◆ THE PROBLEM: The records below should be written out again, exactly.

Extracted data entries

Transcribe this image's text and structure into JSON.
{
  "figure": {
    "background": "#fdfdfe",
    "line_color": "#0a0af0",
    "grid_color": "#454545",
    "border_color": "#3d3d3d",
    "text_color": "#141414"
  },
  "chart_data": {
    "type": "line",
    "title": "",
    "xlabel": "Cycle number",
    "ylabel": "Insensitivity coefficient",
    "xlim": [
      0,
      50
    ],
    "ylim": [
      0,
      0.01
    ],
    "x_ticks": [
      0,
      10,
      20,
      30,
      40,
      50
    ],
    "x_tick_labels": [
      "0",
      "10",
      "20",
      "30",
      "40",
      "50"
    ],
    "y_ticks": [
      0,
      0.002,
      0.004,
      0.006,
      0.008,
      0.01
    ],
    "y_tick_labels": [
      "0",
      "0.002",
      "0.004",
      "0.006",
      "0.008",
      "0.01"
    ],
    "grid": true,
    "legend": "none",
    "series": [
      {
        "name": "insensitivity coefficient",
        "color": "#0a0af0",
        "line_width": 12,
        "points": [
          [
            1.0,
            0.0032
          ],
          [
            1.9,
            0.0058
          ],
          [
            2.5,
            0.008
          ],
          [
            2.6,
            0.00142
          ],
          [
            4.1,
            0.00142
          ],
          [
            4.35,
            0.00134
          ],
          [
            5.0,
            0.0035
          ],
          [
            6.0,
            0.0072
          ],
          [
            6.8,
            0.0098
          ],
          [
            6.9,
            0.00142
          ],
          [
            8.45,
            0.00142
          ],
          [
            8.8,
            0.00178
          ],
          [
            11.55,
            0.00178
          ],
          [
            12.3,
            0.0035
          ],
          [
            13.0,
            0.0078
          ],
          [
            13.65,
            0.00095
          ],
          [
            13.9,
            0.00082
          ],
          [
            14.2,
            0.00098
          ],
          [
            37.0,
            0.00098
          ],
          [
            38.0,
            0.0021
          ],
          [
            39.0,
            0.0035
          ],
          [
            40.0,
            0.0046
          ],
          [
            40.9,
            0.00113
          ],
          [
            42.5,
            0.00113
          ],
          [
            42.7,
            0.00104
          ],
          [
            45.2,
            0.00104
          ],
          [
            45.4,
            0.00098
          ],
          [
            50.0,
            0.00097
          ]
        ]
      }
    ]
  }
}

◆ REPLY:
Transcribe this image's text and structure into JSON.
{
  "figure": {
    "background": "#fdfdfe",
    "line_color": "#0a0af0",
    "grid_color": "#454545",
    "border_color": "#3d3d3d",
    "text_color": "#141414"
  },
  "chart_data": {
    "type": "line",
    "title": "",
    "xlabel": "Cycle number",
    "ylabel": "Insensitivity coefficient",
    "xlim": [
      0,
      50
    ],
    "ylim": [
      0,
      0.01
    ],
    "x_ticks": [
      0,
      10,
      20,
      30,
      40,
      50
    ],
    "x_tick_labels": [
      "0",
      "10",
      "20",
      "30",
      "40",
      "50"
    ],
    "y_ticks": [
      0,
      0.002,
      0.004,
      0.006,
      0.008,
      0.01
    ],
    "y_tick_labels": [
      "0",
      "0.002",
      "0.004",
      "0.006",
      "0.008",
      "0.01"
    ],
    "grid": true,
    "legend": "none",
    "series": [
      {
        "name": "insensitivity coefficient",
        "color": "#0a0af0",
        "line_width": 12,
        "points": [
          [
            1.0,
            0.0032
          ],
          [
            1.9,
            0.0058
          ],
          [
            2.5,
            0.008
          ],
          [
            2.6,
            0.00142
          ],
          [
            4.1,
            0.00142
          ],
          [
            4.35,
            0.00134
          ],
          [
            5.0,
            0.0035
          ],
          [
            6.0,
            0.0072
          ],
          [
            6.8,
            0.0098
          ],
          [
            6.9,
            0.00142
          ],
          [
            8.45,
            0.00142
          ],
          [
            8.8,
            0.00178
          ],
          [
            11.55,
            0.00178
          ],
          [
            12.3,
            0.0035
          ],
          [
            13.0,
            0.0078
          ],
          [
            13.65,
            0.00095
          ],
          [
            13.9,
            0.00082
          ],
          [
            14.2,
            0.00098
          ],
          [
            37.0,
            0.00098
          ],
          [
            38.0,
            0.0021
          ],
          [
            39.0,
            0.0035
          ],
          [
            40.0,
            0.0046
          ],
          [
            40.9,
            0.00113
          ],
          [
            42.5,
            0.00113
          ],
          [
            42.7,
            0.00104
          ],
          [
            45.2,
            0.00104
          ],
          [
            45.4,
            0.00098
          ],
          [
            50.0,
            0.00097
          ]
        ]
      }
    ]
  }
}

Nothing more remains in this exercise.